(Records from a collection)
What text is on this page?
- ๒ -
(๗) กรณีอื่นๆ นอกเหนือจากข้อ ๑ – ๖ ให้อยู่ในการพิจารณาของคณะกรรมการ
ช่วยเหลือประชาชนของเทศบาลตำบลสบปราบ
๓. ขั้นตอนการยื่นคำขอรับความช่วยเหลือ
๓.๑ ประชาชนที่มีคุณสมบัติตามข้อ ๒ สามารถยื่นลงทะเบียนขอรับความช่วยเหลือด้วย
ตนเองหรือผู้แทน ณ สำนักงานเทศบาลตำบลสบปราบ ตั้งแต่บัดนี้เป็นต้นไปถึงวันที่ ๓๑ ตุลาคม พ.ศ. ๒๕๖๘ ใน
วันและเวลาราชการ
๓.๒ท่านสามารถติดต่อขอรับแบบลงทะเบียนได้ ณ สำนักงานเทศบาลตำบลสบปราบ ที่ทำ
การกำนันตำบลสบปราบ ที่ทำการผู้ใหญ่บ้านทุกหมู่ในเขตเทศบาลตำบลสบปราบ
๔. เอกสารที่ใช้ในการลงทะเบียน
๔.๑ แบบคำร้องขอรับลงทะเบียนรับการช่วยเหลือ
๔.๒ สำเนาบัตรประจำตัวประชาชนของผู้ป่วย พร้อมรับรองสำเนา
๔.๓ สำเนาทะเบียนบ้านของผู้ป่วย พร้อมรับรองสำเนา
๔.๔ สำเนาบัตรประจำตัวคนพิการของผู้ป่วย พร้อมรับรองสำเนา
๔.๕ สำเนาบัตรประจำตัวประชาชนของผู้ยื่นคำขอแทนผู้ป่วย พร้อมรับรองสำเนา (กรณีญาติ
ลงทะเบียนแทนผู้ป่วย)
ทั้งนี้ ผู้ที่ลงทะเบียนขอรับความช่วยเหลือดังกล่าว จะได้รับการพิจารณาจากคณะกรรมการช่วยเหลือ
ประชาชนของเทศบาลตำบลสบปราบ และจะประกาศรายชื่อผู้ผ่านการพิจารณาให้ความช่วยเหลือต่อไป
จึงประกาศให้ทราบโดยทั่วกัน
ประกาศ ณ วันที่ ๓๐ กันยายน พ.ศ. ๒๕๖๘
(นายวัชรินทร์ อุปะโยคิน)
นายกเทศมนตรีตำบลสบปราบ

■ **Task prompt**
Extract every entry above as it appears.

■ **Solution to the exercise**
What text is on this page?
- ๒ -
(๗) กรณีอื่นๆ นอกเหนือจากข้อ ๑ – ๖ ให้อยู่ในการพิจารณาของคณะกรรมการ
ช่วยเหลือประชาชนของเทศบาลตำบลสบปราบ
๓. ขั้นตอนการยื่นคำขอรับความช่วยเหลือ
๓.๑ ประชาชนที่มีคุณสมบัติตามข้อ ๒ สามารถยื่นลงทะเบียนขอรับความช่วยเหลือด้วย
ตนเองหรือผู้แทน ณ สำนักงานเทศบาลตำบลสบปราบ ตั้งแต่บัดนี้เป็นต้นไปถึงวันที่ ๓๑ ตุลาคม พ.ศ. ๒๕๖๘ ใน
วันและเวลาราชการ
๓.๒ท่านสามารถติดต่อขอรับแบบลงทะเบียนได้ ณ สำนักงานเทศบาลตำบลสบปราบ ที่ทำ
การกำนันตำบลสบปราบ ที่ทำการผู้ใหญ่บ้านทุกหมู่ในเขตเทศบาลตำบลสบปราบ
๔. เอกสารที่ใช้ในการลงทะเบียน
๔.๑ แบบคำร้องขอรับลงทะเบียนรับการช่วยเหลือ
๔.๒ สำเนาบัตรประจำตัวประชาชนของผู้ป่วย พร้อมรับรองสำเนา
๔.๓ สำเนาทะเบียนบ้านของผู้ป่วย พร้อมรับรองสำเนา
๔.๔ สำเนาบัตรประจำตัวคนพิการของผู้ป่วย พร้อมรับรองสำเนา
๔.๕ สำเนาบัตรประจำตัวประชาชนของผู้ยื่นคำขอแทนผู้ป่วย พร้อมรับรองสำเนา (กรณีญาติ
ลงทะเบียนแทนผู้ป่วย)
ทั้งนี้ ผู้ที่ลงทะเบียนขอรับความช่วยเหลือดังกล่าว จะได้รับการพิจารณาจากคณะกรรมการช่วยเหลือ
ประชาชนของเทศบาลตำบลสบปราบ และจะประกาศรายชื่อผู้ผ่านการพิจารณาให้ความช่วยเหลือต่อไป
จึงประกาศให้ทราบโดยทั่วกัน
ประกาศ ณ วันที่ ๓๐ กันยายน พ.ศ. ๒๕๖๘
(นายวัชรินทร์ อุปะโยคิน)
นายกเทศมนตรีตำบลสบปราบ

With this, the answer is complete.